▶ [PROMPT]:
Repeat, without any change, the entries presented below.
Start of AVAILABLE RECORDS
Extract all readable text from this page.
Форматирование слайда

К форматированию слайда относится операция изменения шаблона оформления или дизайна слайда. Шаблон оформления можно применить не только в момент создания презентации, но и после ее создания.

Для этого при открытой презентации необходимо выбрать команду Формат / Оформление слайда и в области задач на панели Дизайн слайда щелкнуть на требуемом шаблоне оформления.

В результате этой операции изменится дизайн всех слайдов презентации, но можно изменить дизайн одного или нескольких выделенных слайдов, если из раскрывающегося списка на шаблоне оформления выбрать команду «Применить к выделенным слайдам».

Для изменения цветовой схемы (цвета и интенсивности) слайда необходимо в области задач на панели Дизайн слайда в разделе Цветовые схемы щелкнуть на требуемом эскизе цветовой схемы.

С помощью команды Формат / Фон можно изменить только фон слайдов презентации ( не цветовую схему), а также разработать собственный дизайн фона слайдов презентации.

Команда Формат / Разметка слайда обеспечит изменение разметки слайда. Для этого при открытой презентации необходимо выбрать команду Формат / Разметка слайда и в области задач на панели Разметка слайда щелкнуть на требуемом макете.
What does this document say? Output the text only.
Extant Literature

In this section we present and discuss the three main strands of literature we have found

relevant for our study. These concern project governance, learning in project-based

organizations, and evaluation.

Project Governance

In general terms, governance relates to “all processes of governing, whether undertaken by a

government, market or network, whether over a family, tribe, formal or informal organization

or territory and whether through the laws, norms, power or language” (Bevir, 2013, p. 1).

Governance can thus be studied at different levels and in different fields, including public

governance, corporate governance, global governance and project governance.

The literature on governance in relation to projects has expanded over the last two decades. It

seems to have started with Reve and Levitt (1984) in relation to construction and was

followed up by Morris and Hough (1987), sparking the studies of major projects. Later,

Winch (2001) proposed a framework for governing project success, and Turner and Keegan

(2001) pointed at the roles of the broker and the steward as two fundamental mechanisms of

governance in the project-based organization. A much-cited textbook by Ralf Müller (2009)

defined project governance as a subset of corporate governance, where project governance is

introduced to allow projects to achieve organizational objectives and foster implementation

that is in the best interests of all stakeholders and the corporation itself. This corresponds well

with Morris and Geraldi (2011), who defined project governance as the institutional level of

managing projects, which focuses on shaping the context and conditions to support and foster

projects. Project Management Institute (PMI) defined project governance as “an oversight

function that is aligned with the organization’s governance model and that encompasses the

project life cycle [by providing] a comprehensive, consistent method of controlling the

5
End of AVAILABLE RECORDS
▶ [THE ANSWER]:
Extract all readable text from this page.
Форматирование слайда

К форматированию слайда относится операция изменения шаблона оформления или дизайна слайда. Шаблон оформления можно применить не только в момент создания презентации, но и после ее создания.

Для этого при открытой презентации необходимо выбрать команду Формат / Оформление слайда и в области задач на панели Дизайн слайда щелкнуть на требуемом шаблоне оформления.

В результате этой операции изменится дизайн всех слайдов презентации, но можно изменить дизайн одного или нескольких выделенных слайдов, если из раскрывающегося списка на шаблоне оформления выбрать команду «Применить к выделенным слайдам».

Для изменения цветовой схемы (цвета и интенсивности) слайда необходимо в области задач на панели Дизайн слайда в разделе Цветовые схемы щелкнуть на требуемом эскизе цветовой схемы.

С помощью команды Формат / Фон можно изменить только фон слайдов презентации ( не цветовую схему), а также разработать собственный дизайн фона слайдов презентации.

Команда Формат / Разметка слайда обеспечит изменение разметки слайда. Для этого при открытой презентации необходимо выбрать команду Формат / Разметка слайда и в области задач на панели Разметка слайда щелкнуть на требуемом макете.
What does this document say? Output the text only.
Extant Literature

In this section we present and discuss the three main strands of literature we have found

relevant for our study. These concern project governance, learning in project-based

organizations, and evaluation.

Project Governance

In general terms, governance relates to “all processes of governing, whether undertaken by a

government, market or network, whether over a family, tribe, formal or informal organization

or territory and whether through the laws, norms, power or language” (Bevir, 2013, p. 1).

Governance can thus be studied at different levels and in different fields, including public

governance, corporate governance, global governance and project governance.

The literature on governance in relation to projects has expanded over the last two decades. It

seems to have started with Reve and Levitt (1984) in relation to construction and was

followed up by Morris and Hough (1987), sparking the studies of major projects. Later,

Winch (2001) proposed a framework for governing project success, and Turner and Keegan

(2001) pointed at the roles of the broker and the steward as two fundamental mechanisms of

governance in the project-based organization. A much-cited textbook by Ralf Müller (2009)

defined project governance as a subset of corporate governance, where project governance is

introduced to allow projects to achieve organizational objectives and foster implementation

that is in the best interests of all stakeholders and the corporation itself. This corresponds well

with Morris and Geraldi (2011), who defined project governance as the institutional level of

managing projects, which focuses on shaping the context and conditions to support and foster

projects. Project Management Institute (PMI) defined project governance as “an oversight

function that is aligned with the organization’s governance model and that encompasses the

project life cycle [by providing] a comprehensive, consistent method of controlling the

5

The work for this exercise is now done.